GIVEN INFORMATION |

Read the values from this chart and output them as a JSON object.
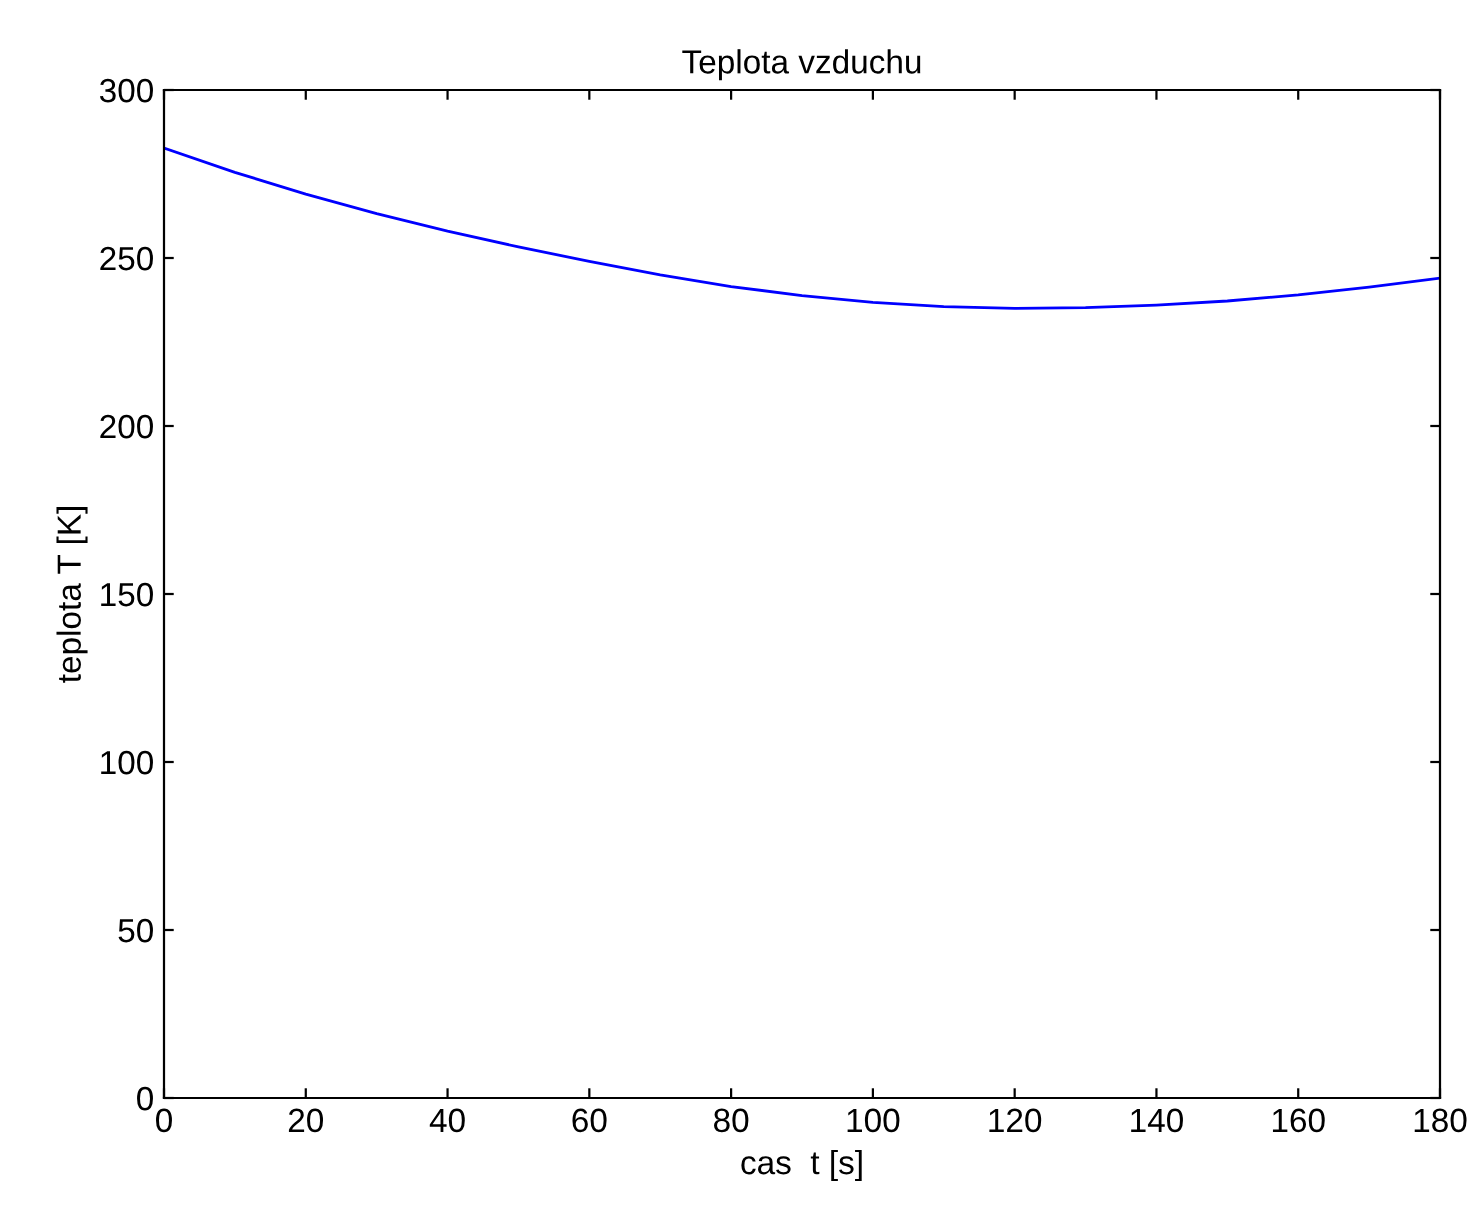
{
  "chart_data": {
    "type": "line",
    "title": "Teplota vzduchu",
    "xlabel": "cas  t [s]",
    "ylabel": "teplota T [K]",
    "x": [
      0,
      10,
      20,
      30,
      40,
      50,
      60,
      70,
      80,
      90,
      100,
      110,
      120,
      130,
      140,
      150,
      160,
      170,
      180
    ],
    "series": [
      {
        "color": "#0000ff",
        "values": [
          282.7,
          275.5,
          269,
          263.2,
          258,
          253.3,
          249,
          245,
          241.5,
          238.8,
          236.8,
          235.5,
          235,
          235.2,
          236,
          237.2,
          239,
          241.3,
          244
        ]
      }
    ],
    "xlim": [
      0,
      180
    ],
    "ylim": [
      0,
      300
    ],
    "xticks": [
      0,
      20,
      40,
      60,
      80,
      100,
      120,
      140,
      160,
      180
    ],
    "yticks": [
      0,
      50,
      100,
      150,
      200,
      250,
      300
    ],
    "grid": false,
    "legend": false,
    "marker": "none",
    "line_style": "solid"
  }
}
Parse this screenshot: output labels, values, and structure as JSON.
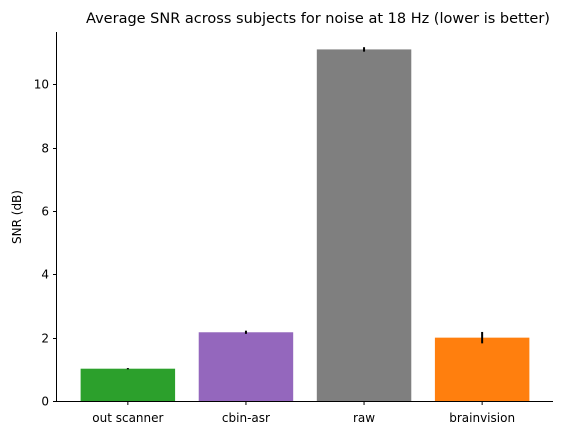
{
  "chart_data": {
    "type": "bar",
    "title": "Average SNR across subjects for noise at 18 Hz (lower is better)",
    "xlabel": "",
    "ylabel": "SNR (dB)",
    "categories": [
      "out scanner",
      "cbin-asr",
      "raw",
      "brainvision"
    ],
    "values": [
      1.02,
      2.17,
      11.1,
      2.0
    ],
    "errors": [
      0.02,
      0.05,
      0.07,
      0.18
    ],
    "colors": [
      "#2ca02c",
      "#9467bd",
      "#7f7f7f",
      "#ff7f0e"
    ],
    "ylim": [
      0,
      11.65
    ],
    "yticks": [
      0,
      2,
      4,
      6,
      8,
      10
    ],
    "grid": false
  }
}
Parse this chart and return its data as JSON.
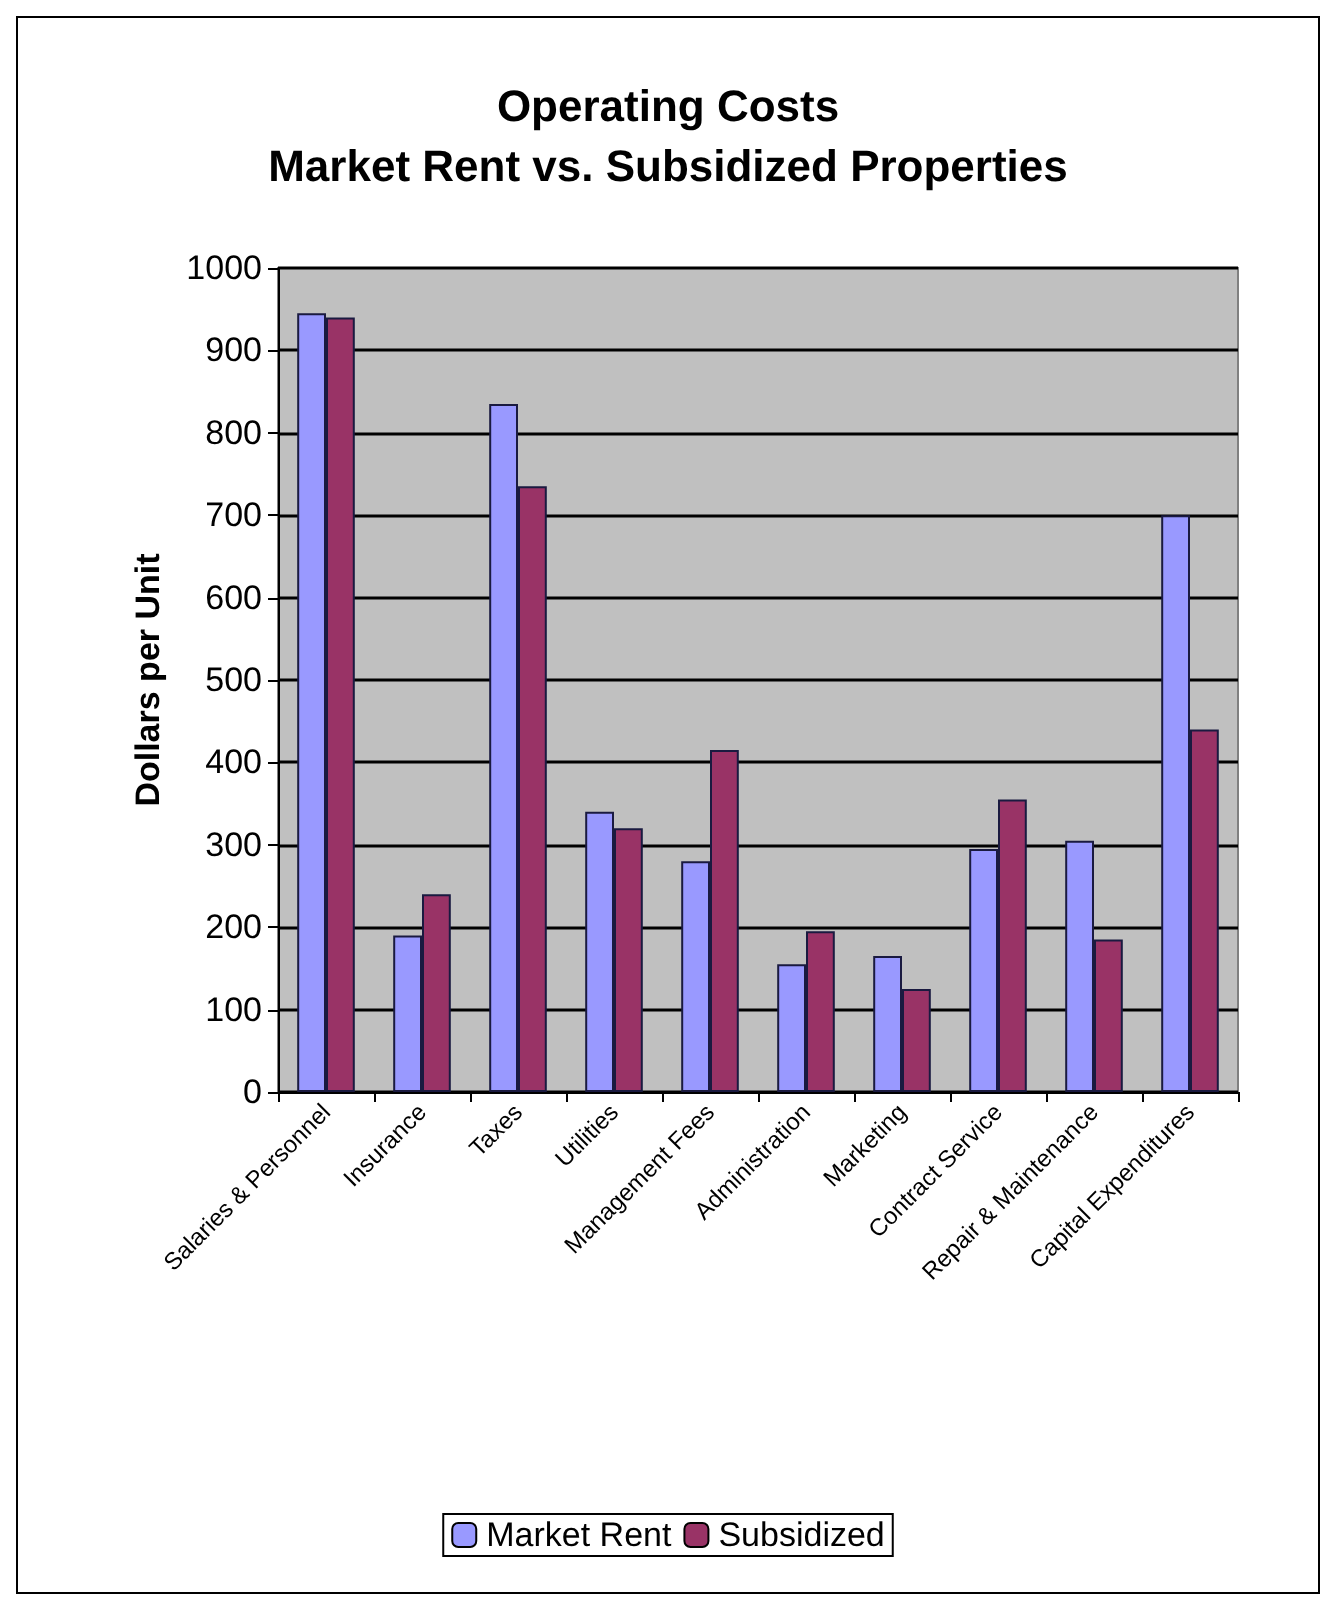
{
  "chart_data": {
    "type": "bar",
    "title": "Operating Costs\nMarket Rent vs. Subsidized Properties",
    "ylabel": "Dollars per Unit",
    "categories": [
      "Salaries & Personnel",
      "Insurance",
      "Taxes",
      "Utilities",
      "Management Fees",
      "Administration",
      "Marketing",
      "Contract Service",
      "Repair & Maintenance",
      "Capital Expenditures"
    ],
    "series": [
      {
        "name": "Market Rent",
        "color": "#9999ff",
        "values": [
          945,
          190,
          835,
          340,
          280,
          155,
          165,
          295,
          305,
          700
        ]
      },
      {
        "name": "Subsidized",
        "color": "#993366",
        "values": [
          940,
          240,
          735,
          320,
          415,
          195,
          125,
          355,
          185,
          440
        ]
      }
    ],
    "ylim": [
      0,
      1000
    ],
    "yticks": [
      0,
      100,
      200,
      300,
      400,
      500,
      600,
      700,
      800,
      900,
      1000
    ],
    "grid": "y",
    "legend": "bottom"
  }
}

STATED EXERCISE | From the line containing "Parse this chart and return its data as JSON." down to the final line of the listing above, write out only those lines exactly as they are, minus the pictures.

SOLUTION TO THIS TASK |
Parse this chart and return its data as JSON.
{
  "chart_data": {
    "type": "bar",
    "title": "Operating Costs\nMarket Rent vs. Subsidized Properties",
    "ylabel": "Dollars per Unit",
    "categories": [
      "Salaries & Personnel",
      "Insurance",
      "Taxes",
      "Utilities",
      "Management Fees",
      "Administration",
      "Marketing",
      "Contract Service",
      "Repair & Maintenance",
      "Capital Expenditures"
    ],
    "series": [
      {
        "name": "Market Rent",
        "color": "#9999ff",
        "values": [
          945,
          190,
          835,
          340,
          280,
          155,
          165,
          295,
          305,
          700
        ]
      },
      {
        "name": "Subsidized",
        "color": "#993366",
        "values": [
          940,
          240,
          735,
          320,
          415,
          195,
          125,
          355,
          185,
          440
        ]
      }
    ],
    "ylim": [
      0,
      1000
    ],
    "yticks": [
      0,
      100,
      200,
      300,
      400,
      500,
      600,
      700,
      800,
      900,
      1000
    ],
    "grid": "y",
    "legend": "bottom"
  }
}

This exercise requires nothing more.